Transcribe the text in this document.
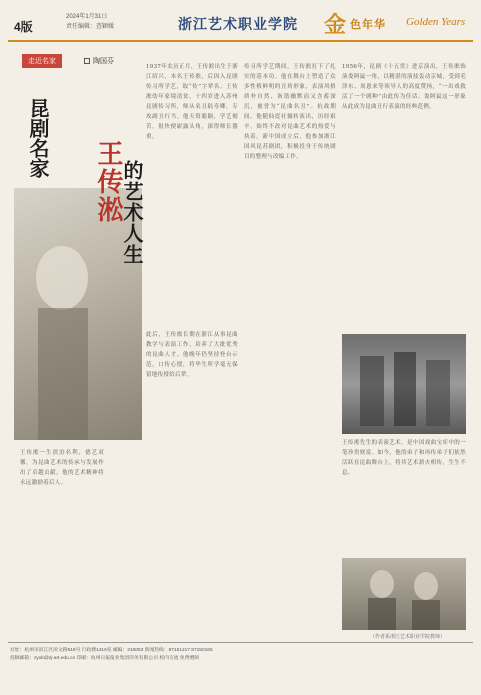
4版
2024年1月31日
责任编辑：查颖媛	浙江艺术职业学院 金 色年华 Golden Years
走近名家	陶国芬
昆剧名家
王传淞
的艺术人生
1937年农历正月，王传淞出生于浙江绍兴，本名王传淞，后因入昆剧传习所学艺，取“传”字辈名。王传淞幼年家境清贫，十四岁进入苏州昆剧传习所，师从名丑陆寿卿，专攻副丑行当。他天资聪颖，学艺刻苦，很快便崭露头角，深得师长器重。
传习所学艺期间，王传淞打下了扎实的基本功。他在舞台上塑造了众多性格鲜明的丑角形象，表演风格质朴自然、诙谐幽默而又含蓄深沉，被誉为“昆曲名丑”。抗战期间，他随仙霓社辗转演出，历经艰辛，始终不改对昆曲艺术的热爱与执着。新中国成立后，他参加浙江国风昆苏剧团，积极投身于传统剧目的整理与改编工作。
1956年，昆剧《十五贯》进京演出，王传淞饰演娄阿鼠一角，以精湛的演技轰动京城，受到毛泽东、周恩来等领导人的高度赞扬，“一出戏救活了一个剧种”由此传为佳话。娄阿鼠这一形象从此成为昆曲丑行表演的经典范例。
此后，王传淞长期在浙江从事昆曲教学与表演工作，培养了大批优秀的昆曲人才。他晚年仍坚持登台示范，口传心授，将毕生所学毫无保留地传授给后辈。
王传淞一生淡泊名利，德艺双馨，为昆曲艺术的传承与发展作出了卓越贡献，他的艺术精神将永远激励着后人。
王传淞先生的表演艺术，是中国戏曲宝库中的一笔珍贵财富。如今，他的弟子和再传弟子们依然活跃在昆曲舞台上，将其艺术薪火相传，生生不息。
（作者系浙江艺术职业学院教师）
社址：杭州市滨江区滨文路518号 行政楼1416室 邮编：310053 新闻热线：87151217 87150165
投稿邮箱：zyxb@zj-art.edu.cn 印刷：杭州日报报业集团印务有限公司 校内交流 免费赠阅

== == ==

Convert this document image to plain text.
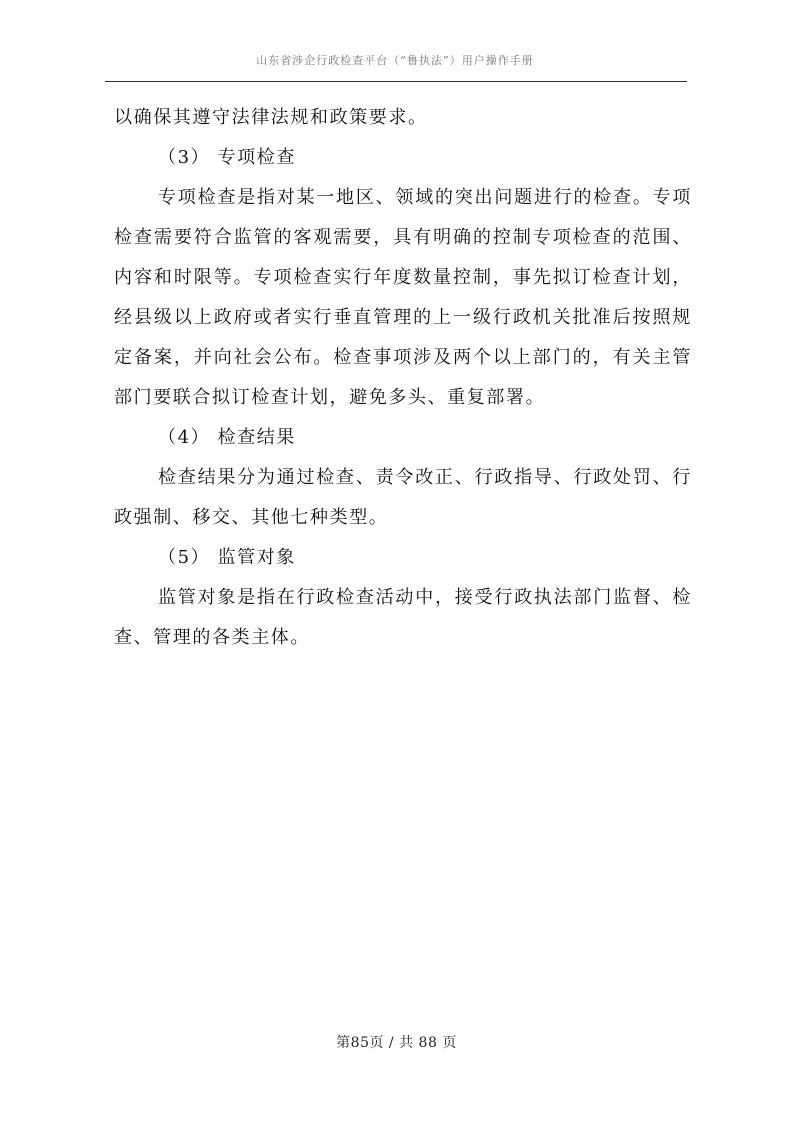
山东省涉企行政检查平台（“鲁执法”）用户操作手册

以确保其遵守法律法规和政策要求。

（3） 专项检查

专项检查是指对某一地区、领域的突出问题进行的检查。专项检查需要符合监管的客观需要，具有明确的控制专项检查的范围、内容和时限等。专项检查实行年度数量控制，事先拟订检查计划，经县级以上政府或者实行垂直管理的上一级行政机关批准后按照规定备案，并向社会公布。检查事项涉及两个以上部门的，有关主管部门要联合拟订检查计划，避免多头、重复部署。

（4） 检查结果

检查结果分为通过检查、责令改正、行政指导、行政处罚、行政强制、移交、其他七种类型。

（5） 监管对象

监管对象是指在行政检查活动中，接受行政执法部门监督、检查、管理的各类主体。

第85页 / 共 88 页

== == ==

> [Task instructions]: Check every line for "text" and show the ones that have it.

> [Solution to this task]:
Transcribe the text in this document.
Convert this document image to plain text.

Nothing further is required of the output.